Stored data entries
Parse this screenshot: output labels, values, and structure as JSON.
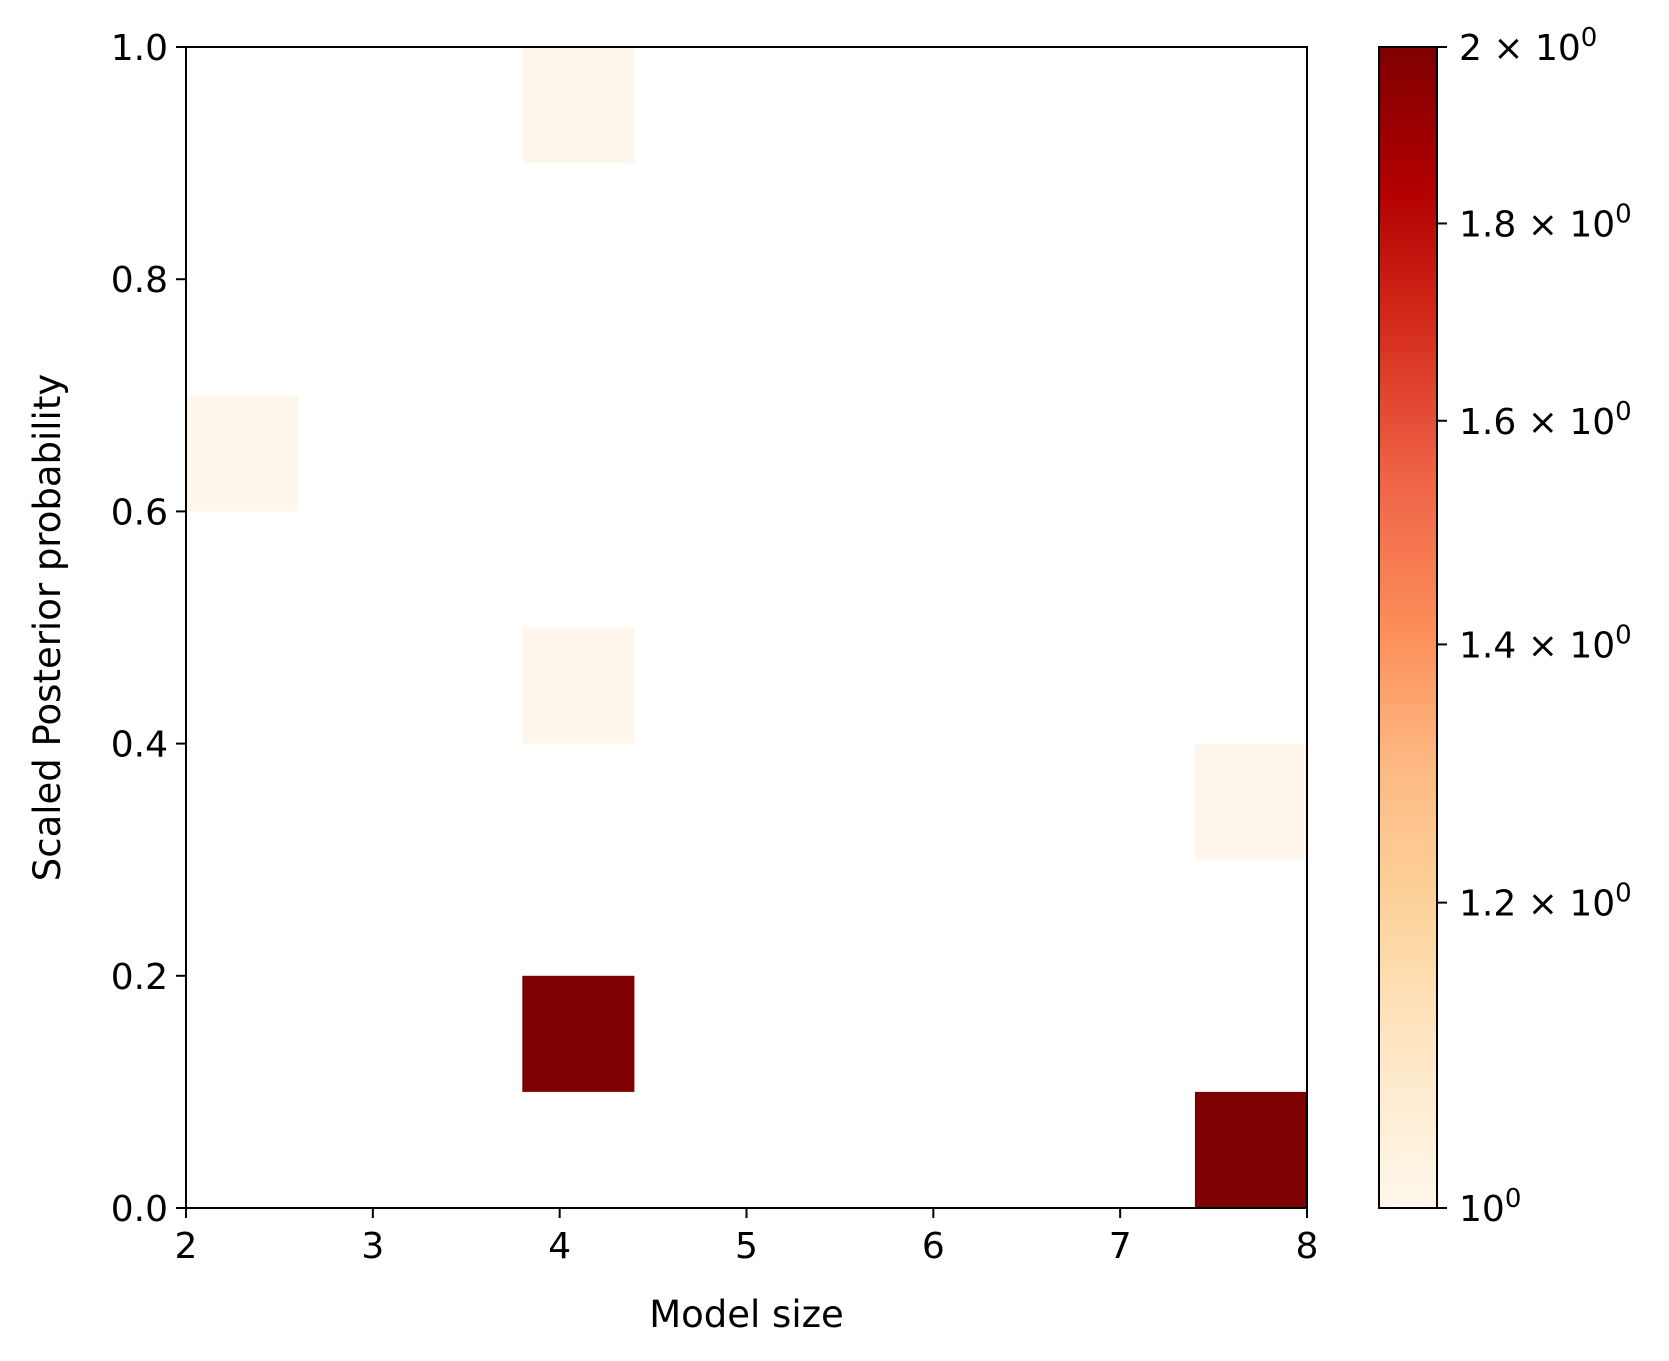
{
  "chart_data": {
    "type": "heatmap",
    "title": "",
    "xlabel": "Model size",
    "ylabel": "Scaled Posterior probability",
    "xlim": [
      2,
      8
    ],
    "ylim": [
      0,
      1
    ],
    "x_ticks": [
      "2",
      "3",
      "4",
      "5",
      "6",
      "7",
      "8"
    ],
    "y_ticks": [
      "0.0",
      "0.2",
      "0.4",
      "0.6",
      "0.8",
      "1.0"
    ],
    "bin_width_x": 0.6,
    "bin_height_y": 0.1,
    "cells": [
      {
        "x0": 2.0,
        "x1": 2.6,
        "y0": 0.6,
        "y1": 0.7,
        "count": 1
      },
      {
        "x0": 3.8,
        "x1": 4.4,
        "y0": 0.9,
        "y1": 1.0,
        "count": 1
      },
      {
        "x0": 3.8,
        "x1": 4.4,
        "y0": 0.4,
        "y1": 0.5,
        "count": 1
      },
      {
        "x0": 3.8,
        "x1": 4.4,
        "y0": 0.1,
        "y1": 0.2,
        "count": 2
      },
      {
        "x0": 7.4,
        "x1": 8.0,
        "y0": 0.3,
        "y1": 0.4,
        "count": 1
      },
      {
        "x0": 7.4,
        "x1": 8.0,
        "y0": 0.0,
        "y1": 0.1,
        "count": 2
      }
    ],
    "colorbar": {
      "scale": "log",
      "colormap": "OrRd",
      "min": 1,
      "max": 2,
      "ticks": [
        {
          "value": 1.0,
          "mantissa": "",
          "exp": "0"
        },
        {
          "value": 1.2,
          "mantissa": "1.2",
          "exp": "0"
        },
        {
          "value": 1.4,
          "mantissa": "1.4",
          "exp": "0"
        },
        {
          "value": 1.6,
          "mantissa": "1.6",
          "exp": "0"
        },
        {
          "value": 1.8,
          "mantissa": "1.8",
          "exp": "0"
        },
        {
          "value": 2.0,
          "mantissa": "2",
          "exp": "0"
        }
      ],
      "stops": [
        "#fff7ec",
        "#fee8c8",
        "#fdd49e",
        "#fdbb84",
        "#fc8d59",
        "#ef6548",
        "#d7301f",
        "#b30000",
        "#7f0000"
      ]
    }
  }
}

...

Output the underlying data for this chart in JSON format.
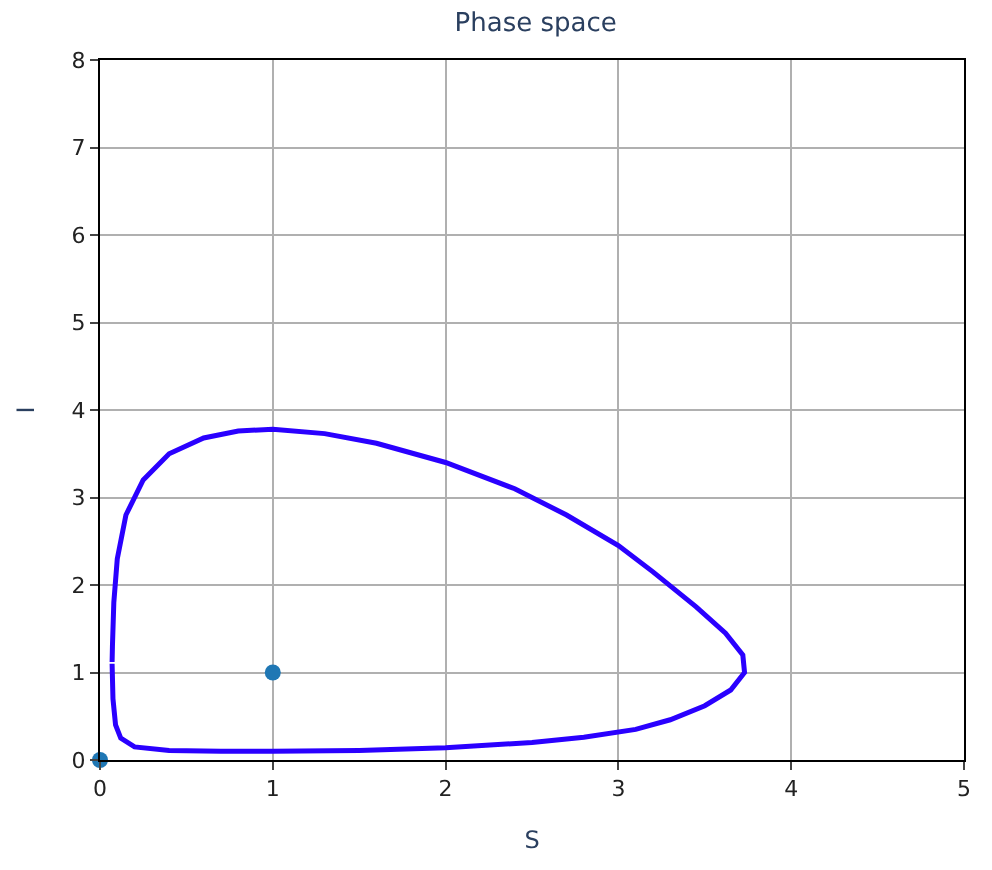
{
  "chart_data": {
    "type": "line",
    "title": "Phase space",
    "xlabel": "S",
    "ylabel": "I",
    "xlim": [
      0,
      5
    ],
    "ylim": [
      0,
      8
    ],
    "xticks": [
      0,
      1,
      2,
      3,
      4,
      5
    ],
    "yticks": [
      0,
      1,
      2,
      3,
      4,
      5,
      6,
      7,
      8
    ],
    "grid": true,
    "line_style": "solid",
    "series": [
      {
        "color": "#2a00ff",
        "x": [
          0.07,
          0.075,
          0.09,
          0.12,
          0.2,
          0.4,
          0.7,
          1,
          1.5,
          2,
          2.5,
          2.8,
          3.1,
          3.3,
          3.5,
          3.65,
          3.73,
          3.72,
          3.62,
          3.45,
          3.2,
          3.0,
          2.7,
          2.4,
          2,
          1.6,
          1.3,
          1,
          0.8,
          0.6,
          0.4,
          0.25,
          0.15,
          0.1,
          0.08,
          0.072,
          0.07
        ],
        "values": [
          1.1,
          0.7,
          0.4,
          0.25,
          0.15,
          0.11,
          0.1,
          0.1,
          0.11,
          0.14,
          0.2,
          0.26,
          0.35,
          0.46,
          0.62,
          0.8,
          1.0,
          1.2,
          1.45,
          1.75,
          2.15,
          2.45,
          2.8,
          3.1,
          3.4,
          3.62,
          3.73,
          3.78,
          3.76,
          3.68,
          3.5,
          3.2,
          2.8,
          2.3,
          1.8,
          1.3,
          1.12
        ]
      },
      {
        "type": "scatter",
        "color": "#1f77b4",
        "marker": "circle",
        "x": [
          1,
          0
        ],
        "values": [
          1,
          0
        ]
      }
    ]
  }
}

▶ Written request
Look through the material above and pick out each line holding the word "mantissa".

▶ Solution below
          "mantissa": "",
          "mantissa": "1.2",
          "mantissa": "1.4",
          "mantissa": "1.6",
          "mantissa": "1.8",
          "mantissa": "2",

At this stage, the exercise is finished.